___ Excerpted data
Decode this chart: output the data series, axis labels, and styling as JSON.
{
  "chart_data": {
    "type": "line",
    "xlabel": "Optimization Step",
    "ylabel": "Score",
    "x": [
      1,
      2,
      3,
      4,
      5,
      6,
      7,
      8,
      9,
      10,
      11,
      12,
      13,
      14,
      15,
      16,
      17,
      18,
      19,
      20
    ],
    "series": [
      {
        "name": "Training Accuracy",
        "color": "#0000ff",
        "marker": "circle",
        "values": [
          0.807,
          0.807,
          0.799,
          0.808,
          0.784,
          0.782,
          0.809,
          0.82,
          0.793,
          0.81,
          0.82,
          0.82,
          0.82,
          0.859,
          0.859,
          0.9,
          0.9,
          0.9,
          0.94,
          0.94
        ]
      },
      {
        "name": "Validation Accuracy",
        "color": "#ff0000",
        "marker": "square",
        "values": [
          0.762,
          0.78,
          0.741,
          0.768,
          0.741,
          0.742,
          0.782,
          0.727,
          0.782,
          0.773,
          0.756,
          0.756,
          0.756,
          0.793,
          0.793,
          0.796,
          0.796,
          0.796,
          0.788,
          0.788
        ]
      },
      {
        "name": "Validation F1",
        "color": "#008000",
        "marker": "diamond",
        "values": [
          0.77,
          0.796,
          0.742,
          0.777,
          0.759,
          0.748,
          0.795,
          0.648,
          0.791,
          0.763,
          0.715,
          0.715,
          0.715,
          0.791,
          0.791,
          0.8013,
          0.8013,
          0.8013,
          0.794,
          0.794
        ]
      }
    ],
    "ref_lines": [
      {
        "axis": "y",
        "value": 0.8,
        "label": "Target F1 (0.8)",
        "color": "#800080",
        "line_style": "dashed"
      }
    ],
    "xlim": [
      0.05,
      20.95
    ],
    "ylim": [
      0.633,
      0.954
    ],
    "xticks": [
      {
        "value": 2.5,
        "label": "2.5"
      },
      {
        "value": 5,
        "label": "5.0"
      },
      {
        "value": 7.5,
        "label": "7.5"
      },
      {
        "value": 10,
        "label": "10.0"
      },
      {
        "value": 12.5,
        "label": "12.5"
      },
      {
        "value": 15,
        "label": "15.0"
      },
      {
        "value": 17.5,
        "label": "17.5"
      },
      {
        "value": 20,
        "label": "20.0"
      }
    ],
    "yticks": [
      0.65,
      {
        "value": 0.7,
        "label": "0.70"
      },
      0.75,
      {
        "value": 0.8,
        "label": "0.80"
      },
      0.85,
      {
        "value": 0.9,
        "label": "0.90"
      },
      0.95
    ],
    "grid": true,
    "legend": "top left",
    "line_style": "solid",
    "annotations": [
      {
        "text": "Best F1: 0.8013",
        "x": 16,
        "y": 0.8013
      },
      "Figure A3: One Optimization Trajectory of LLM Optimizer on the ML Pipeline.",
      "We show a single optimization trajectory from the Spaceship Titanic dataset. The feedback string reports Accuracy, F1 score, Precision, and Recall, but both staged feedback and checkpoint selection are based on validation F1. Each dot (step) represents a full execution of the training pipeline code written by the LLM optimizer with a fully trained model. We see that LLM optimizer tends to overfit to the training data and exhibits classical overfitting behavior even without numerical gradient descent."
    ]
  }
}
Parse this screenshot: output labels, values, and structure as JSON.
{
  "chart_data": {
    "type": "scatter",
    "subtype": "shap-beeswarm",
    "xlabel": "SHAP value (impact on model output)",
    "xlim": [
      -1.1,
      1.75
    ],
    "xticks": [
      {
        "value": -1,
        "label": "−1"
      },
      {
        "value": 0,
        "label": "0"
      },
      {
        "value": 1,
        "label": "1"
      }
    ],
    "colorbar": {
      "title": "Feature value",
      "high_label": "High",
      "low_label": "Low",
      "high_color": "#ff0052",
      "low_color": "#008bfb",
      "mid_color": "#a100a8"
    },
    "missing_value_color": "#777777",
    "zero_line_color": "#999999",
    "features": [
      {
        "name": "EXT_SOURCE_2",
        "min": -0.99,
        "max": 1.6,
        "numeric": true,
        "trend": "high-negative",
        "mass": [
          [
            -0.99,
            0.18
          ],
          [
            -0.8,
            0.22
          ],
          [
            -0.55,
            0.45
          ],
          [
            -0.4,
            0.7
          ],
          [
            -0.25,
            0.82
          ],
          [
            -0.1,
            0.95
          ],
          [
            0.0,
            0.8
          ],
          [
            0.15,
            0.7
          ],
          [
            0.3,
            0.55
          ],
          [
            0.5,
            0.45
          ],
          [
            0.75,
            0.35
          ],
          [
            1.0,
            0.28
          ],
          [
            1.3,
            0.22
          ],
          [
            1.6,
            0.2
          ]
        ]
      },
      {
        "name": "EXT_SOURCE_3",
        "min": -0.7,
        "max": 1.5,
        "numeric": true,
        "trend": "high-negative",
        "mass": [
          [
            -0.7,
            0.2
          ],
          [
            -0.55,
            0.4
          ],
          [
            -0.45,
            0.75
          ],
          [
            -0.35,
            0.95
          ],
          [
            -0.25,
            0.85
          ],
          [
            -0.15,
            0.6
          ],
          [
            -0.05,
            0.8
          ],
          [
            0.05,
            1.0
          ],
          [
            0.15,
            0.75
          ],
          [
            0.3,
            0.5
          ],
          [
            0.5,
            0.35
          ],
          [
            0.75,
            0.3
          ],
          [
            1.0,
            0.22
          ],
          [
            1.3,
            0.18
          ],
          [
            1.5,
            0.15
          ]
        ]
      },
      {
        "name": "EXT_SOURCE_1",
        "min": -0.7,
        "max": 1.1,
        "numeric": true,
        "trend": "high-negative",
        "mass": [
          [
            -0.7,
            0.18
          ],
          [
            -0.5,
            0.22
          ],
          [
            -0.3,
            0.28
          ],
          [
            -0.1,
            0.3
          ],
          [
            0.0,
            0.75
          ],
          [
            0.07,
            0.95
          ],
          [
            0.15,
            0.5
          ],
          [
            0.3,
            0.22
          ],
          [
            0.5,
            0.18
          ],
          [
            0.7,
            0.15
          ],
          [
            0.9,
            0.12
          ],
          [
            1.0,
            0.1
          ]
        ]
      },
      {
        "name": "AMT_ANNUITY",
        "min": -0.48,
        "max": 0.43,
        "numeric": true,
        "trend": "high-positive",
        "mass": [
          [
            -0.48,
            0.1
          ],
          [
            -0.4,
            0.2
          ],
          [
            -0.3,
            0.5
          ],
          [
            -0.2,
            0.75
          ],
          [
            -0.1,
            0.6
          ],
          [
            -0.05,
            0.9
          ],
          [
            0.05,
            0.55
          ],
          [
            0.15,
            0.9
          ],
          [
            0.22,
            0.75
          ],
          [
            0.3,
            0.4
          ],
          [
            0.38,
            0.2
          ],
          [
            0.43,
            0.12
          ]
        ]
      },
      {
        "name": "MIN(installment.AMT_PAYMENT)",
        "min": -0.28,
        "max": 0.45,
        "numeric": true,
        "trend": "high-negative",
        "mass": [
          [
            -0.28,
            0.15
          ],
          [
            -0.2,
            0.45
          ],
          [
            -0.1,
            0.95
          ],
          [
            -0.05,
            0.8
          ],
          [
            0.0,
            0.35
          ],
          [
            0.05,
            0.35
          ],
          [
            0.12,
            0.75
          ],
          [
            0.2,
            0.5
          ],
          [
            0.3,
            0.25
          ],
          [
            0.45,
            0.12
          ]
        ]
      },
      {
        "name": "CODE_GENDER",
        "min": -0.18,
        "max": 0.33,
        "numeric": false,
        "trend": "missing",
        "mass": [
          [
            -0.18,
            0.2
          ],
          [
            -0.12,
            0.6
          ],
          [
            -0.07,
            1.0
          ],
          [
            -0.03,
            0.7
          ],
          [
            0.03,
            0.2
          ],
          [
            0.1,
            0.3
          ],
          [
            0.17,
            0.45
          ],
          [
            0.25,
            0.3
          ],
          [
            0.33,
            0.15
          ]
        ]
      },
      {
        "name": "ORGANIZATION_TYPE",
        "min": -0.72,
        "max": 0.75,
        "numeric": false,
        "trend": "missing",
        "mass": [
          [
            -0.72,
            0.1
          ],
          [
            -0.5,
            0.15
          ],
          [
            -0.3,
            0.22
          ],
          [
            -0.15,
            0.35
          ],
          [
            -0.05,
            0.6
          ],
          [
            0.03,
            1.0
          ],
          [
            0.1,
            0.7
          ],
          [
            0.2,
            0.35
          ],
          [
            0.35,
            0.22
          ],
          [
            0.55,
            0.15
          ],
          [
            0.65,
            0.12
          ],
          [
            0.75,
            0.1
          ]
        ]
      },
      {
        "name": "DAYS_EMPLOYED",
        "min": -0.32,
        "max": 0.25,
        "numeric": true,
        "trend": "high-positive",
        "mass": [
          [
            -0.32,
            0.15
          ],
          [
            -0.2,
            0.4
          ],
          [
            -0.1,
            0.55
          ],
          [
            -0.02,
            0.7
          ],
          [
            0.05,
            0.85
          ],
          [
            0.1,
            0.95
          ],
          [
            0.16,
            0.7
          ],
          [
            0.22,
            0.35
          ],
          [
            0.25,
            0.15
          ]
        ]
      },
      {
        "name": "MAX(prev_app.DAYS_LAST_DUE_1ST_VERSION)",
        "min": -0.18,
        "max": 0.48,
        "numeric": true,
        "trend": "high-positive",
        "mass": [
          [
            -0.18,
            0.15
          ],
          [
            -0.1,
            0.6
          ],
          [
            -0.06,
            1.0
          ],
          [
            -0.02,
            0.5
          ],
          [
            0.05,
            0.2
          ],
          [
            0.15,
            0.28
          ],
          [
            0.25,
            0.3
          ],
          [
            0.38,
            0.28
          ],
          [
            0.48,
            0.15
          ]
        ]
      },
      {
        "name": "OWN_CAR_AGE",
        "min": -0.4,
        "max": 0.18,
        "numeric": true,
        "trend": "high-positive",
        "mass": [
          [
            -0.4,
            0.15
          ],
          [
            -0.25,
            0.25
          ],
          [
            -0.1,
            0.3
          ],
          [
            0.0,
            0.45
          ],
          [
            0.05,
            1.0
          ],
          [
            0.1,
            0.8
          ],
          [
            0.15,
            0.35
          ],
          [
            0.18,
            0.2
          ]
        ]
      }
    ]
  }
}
______
Problem to work on: Look through the listing above and count the lines where the string "series" appears. Report the number only.

Output for this exercise: 2